== Problem ==
From the entries that follow, pick out all lines holding "admin".

== Material to process ==
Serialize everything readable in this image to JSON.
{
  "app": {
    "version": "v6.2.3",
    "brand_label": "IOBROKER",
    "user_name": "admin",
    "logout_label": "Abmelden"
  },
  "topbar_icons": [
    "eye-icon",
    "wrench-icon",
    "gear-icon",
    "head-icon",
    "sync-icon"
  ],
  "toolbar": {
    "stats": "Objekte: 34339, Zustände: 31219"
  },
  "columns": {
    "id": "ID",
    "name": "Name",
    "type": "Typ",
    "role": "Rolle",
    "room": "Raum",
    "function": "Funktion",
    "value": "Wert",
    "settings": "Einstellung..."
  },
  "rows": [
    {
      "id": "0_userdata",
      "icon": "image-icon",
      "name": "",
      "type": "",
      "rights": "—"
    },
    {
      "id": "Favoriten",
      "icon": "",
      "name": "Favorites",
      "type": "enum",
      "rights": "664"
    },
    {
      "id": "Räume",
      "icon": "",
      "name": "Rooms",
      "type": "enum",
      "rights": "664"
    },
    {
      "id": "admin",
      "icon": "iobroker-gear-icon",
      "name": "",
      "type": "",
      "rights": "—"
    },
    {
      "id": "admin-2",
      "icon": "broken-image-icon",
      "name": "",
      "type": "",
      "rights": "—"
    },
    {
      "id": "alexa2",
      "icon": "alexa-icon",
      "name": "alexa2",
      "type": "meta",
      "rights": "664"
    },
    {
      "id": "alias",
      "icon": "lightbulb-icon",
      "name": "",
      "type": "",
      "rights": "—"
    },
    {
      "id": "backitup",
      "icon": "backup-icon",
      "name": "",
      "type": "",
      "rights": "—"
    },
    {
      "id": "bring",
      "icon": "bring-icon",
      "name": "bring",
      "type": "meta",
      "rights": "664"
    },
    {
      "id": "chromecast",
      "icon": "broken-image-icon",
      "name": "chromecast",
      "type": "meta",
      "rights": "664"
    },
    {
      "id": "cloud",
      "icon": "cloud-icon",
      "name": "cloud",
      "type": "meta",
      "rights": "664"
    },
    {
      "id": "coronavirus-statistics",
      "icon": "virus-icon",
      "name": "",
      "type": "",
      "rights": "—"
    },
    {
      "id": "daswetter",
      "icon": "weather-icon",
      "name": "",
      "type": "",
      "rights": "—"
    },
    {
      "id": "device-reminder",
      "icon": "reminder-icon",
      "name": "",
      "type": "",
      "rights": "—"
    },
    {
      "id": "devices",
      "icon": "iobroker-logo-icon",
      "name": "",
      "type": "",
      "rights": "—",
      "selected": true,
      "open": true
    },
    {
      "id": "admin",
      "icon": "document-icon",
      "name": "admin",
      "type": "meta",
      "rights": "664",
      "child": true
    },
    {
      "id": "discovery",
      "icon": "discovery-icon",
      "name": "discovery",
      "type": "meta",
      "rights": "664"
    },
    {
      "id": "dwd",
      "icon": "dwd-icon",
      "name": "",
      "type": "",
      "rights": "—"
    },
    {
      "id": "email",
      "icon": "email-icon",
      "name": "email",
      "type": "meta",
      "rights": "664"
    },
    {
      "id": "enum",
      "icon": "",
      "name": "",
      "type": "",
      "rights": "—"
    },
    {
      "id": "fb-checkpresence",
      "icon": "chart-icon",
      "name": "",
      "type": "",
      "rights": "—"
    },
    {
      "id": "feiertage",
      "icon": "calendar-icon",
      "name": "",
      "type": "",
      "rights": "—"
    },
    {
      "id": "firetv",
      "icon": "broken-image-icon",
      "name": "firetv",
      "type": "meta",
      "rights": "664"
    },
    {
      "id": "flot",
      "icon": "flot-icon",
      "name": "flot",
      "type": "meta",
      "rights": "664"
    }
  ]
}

== Final answer ==
    "user_name": "admin",
      "id": "admin",
      "id": "admin-2",
      "id": "admin",
      "name": "admin",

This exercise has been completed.